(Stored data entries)

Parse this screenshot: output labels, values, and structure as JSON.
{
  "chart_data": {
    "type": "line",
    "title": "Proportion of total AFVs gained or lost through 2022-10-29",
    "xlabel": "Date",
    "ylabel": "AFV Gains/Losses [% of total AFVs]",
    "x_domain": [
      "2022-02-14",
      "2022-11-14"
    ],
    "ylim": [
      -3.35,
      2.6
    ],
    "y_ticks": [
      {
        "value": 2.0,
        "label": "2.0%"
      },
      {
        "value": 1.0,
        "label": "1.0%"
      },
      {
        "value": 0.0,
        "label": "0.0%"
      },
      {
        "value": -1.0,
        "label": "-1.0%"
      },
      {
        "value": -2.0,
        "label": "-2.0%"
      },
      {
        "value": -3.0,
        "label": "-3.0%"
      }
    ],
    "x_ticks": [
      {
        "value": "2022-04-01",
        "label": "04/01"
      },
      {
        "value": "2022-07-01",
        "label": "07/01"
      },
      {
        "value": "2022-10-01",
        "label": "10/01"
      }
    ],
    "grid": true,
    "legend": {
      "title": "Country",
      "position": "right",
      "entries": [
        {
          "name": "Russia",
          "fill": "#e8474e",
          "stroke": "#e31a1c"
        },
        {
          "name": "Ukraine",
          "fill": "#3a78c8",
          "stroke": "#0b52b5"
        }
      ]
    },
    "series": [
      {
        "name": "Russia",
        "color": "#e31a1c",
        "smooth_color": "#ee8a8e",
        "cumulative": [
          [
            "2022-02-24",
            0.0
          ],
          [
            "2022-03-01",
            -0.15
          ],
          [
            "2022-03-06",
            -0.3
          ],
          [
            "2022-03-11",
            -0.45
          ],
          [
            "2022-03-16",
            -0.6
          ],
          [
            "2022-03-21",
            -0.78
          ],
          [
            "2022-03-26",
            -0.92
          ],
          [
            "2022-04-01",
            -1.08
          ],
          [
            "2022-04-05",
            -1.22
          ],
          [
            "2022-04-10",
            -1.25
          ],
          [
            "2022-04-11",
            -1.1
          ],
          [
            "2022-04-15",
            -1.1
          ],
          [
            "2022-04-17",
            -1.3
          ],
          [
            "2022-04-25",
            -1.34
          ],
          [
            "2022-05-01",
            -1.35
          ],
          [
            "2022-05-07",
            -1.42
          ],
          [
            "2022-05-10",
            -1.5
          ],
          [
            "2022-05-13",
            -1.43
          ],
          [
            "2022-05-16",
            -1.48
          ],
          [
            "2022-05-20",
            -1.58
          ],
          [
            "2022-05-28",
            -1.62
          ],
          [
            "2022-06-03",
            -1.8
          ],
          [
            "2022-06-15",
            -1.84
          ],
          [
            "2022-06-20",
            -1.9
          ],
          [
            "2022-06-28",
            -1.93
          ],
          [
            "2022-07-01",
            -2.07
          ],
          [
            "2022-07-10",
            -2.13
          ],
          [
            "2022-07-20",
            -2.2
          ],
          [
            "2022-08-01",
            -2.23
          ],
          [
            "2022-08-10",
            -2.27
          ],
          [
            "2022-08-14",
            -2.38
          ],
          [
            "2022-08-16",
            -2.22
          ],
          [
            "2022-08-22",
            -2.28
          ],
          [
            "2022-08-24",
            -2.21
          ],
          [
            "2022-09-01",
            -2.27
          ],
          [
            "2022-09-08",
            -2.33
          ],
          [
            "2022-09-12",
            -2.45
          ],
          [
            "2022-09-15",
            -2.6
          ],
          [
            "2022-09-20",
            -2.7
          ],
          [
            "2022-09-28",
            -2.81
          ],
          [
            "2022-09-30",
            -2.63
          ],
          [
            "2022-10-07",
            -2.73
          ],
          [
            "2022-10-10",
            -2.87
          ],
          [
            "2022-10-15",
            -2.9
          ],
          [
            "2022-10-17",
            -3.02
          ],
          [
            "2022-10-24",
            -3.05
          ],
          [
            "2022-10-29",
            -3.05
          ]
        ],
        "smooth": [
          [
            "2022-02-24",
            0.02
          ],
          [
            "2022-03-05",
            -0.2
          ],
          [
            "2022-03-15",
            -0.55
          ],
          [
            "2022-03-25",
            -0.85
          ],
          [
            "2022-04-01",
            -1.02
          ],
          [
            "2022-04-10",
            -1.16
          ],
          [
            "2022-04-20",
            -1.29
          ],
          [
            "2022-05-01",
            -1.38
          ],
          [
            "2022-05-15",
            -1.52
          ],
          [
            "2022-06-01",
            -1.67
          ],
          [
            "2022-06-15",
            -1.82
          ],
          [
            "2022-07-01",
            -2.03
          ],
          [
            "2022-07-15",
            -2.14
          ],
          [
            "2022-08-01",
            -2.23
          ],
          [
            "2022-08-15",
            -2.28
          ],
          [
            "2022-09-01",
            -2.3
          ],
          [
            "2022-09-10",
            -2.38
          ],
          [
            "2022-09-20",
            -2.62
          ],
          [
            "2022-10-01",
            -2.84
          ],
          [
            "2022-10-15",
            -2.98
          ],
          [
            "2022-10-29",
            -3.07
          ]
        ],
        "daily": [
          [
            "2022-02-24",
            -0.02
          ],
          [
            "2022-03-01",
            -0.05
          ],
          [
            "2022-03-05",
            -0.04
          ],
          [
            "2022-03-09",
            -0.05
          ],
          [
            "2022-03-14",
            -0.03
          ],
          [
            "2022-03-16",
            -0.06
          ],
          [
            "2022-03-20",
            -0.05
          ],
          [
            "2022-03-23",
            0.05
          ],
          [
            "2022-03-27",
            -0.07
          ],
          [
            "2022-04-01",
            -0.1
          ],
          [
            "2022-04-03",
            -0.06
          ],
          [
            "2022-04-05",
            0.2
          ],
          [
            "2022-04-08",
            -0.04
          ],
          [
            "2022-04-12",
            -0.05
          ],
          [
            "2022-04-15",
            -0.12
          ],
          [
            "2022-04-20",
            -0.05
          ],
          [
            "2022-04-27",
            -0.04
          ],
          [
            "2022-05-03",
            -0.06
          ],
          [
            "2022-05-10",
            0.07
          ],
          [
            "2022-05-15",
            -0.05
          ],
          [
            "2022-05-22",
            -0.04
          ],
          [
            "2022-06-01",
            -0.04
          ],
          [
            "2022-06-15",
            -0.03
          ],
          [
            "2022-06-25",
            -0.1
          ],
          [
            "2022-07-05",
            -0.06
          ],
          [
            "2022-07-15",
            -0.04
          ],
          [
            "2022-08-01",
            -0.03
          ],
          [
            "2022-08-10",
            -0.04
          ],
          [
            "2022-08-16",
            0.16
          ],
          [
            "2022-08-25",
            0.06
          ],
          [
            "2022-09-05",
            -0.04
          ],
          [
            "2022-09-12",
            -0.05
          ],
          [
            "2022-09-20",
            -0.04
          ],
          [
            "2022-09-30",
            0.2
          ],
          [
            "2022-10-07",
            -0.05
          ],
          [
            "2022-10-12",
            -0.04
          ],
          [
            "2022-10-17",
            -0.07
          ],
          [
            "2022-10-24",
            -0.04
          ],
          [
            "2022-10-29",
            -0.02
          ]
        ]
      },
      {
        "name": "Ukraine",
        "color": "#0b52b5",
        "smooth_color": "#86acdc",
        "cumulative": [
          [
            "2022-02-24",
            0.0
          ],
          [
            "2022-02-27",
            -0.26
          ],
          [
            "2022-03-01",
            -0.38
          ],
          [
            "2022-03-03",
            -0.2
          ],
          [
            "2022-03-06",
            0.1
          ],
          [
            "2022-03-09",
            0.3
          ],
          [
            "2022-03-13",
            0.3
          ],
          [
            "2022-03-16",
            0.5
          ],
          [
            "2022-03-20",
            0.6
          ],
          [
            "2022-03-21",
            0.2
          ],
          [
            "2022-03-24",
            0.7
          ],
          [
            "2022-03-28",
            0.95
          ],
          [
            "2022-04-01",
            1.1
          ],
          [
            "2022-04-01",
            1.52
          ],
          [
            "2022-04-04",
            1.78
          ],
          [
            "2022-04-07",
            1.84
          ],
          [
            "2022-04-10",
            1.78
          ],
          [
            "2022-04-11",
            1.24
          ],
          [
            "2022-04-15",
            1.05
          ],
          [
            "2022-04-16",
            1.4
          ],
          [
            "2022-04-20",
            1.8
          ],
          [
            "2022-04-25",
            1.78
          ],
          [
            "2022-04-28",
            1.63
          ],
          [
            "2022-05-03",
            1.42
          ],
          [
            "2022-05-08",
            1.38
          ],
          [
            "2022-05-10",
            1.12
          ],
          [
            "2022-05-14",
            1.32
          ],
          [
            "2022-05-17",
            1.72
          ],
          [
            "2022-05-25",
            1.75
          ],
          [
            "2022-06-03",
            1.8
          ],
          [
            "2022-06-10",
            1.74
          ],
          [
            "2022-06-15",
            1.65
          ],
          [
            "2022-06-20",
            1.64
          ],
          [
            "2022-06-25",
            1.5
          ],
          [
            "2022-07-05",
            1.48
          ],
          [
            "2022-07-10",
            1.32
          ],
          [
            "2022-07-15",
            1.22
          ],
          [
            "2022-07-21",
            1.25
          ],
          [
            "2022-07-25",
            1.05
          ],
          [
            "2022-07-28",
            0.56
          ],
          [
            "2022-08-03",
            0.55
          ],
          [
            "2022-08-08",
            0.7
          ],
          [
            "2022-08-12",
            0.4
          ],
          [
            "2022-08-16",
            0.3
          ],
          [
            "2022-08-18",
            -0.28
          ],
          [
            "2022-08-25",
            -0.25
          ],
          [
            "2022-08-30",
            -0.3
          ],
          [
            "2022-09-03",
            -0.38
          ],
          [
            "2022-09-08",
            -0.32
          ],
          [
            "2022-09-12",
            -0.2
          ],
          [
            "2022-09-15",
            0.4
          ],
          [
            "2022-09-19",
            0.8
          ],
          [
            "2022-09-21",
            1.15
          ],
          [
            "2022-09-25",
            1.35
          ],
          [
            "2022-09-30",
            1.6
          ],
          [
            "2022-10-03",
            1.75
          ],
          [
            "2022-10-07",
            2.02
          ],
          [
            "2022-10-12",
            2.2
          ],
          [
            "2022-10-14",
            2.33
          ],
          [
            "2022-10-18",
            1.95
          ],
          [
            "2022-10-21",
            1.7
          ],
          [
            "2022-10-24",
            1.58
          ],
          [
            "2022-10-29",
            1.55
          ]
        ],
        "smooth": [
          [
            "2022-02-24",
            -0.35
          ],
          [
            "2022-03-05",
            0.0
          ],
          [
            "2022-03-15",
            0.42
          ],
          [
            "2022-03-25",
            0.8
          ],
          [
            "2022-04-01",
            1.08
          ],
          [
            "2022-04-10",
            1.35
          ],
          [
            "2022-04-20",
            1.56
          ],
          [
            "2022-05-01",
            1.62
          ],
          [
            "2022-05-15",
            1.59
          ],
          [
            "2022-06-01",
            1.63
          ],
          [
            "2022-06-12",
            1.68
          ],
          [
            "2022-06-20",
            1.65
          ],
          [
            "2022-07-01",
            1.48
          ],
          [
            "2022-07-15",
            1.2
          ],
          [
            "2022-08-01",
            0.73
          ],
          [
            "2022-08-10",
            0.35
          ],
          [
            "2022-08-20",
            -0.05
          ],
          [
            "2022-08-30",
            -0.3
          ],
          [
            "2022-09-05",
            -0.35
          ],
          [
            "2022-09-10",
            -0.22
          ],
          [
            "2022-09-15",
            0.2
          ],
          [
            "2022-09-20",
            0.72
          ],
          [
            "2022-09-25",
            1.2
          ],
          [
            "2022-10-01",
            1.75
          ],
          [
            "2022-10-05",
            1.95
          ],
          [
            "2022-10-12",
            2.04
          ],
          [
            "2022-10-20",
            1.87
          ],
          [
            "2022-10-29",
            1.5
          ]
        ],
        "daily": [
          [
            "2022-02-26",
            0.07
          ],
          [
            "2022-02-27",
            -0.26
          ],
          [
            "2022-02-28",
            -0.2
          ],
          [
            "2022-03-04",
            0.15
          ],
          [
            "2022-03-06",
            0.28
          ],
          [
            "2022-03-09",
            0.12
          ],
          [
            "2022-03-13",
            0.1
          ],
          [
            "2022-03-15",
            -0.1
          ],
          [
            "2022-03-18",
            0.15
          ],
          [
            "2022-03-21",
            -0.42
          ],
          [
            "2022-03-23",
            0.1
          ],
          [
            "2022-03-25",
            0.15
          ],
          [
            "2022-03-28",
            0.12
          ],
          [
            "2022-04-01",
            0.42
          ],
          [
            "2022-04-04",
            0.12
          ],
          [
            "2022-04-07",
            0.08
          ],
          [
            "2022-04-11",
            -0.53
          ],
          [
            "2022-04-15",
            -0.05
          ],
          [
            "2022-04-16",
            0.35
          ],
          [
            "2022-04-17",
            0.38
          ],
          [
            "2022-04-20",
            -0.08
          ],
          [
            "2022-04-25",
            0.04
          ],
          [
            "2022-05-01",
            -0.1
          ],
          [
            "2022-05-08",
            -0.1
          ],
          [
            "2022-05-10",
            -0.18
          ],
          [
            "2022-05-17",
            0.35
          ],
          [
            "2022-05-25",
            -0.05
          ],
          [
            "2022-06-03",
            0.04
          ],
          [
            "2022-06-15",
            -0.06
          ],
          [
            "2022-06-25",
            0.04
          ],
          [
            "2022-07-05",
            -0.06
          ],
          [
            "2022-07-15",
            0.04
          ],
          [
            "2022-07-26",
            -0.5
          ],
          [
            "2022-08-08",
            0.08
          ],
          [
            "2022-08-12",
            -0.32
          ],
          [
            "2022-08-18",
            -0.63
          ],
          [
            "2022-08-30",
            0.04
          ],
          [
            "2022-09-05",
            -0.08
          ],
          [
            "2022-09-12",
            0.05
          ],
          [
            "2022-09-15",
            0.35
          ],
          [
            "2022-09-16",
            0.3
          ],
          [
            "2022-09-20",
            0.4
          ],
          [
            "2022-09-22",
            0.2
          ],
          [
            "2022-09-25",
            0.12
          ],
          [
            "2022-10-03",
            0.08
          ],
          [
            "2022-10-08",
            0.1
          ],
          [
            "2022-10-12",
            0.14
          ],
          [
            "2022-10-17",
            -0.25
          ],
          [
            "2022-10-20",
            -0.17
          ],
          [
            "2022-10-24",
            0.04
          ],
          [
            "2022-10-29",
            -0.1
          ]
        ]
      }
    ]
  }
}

:: Exercise objective ::
Copy each line of the records containing the string "name".

:: Completed exercise ::
          "name": "Russia",
          "name": "Ukraine",
        "name": "Russia",
        "name": "Ukraine",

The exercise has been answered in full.